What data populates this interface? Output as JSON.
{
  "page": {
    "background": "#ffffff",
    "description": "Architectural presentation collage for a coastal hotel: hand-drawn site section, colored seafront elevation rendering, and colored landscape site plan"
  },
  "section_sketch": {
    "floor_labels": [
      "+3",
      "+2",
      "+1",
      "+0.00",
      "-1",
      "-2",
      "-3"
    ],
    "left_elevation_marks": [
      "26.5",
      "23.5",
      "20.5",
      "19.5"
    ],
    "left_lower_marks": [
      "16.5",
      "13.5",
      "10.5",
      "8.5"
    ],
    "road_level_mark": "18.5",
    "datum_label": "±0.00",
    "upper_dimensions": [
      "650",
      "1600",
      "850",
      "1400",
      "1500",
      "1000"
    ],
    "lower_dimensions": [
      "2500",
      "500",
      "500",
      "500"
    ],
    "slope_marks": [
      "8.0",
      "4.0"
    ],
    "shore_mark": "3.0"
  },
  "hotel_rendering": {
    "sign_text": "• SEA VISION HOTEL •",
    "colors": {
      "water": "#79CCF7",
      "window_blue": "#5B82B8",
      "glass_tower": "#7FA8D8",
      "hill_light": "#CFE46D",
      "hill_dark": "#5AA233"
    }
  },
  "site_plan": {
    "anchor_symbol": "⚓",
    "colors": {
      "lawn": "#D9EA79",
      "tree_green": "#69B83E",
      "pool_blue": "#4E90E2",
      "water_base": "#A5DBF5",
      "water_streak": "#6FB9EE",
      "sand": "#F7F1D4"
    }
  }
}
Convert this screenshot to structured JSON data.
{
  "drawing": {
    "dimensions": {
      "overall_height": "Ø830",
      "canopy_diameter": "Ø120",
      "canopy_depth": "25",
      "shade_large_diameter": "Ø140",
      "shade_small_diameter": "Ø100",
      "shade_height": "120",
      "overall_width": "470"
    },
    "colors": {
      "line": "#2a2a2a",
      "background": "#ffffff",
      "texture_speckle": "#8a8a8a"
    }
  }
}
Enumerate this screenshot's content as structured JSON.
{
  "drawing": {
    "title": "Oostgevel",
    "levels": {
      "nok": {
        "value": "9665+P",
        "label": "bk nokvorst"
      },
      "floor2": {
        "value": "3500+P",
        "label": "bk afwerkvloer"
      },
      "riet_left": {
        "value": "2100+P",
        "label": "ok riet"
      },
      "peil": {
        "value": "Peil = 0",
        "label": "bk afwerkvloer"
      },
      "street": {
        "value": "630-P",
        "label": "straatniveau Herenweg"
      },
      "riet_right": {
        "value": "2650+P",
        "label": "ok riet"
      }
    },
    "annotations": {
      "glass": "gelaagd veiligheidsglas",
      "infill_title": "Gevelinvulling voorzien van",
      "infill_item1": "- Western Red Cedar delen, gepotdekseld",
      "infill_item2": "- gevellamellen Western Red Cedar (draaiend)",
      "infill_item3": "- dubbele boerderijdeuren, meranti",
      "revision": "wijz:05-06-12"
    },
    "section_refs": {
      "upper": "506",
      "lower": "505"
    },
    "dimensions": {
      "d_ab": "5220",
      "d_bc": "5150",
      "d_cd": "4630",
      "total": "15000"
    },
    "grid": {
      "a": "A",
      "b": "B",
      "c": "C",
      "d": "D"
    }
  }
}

-- Your instructions --
Repeat, exactly and only, the lines above from the one containing "Convert this screenshot" through the end of the material.

-- Answer --
Convert this screenshot to structured JSON data.
{
  "drawing": {
    "dimensions": {
      "overall_height": "Ø830",
      "canopy_diameter": "Ø120",
      "canopy_depth": "25",
      "shade_large_diameter": "Ø140",
      "shade_small_diameter": "Ø100",
      "shade_height": "120",
      "overall_width": "470"
    },
    "colors": {
      "line": "#2a2a2a",
      "background": "#ffffff",
      "texture_speckle": "#8a8a8a"
    }
  }
}
Enumerate this screenshot's content as structured JSON.
{
  "drawing": {
    "title": "Oostgevel",
    "levels": {
      "nok": {
        "value": "9665+P",
        "label": "bk nokvorst"
      },
      "floor2": {
        "value": "3500+P",
        "label": "bk afwerkvloer"
      },
      "riet_left": {
        "value": "2100+P",
        "label": "ok riet"
      },
      "peil": {
        "value": "Peil = 0",
        "label": "bk afwerkvloer"
      },
      "street": {
        "value": "630-P",
        "label": "straatniveau Herenweg"
      },
      "riet_right": {
        "value": "2650+P",
        "label": "ok riet"
      }
    },
    "annotations": {
      "glass": "gelaagd veiligheidsglas",
      "infill_title": "Gevelinvulling voorzien van",
      "infill_item1": "- Western Red Cedar delen, gepotdekseld",
      "infill_item2": "- gevellamellen Western Red Cedar (draaiend)",
      "infill_item3": "- dubbele boerderijdeuren, meranti",
      "revision": "wijz:05-06-12"
    },
    "section_refs": {
      "upper": "506",
      "lower": "505"
    },
    "dimensions": {
      "d_ab": "5220",
      "d_bc": "5150",
      "d_cd": "4630",
      "total": "15000"
    },
    "grid": {
      "a": "A",
      "b": "B",
      "c": "C",
      "d": "D"
    }
  }
}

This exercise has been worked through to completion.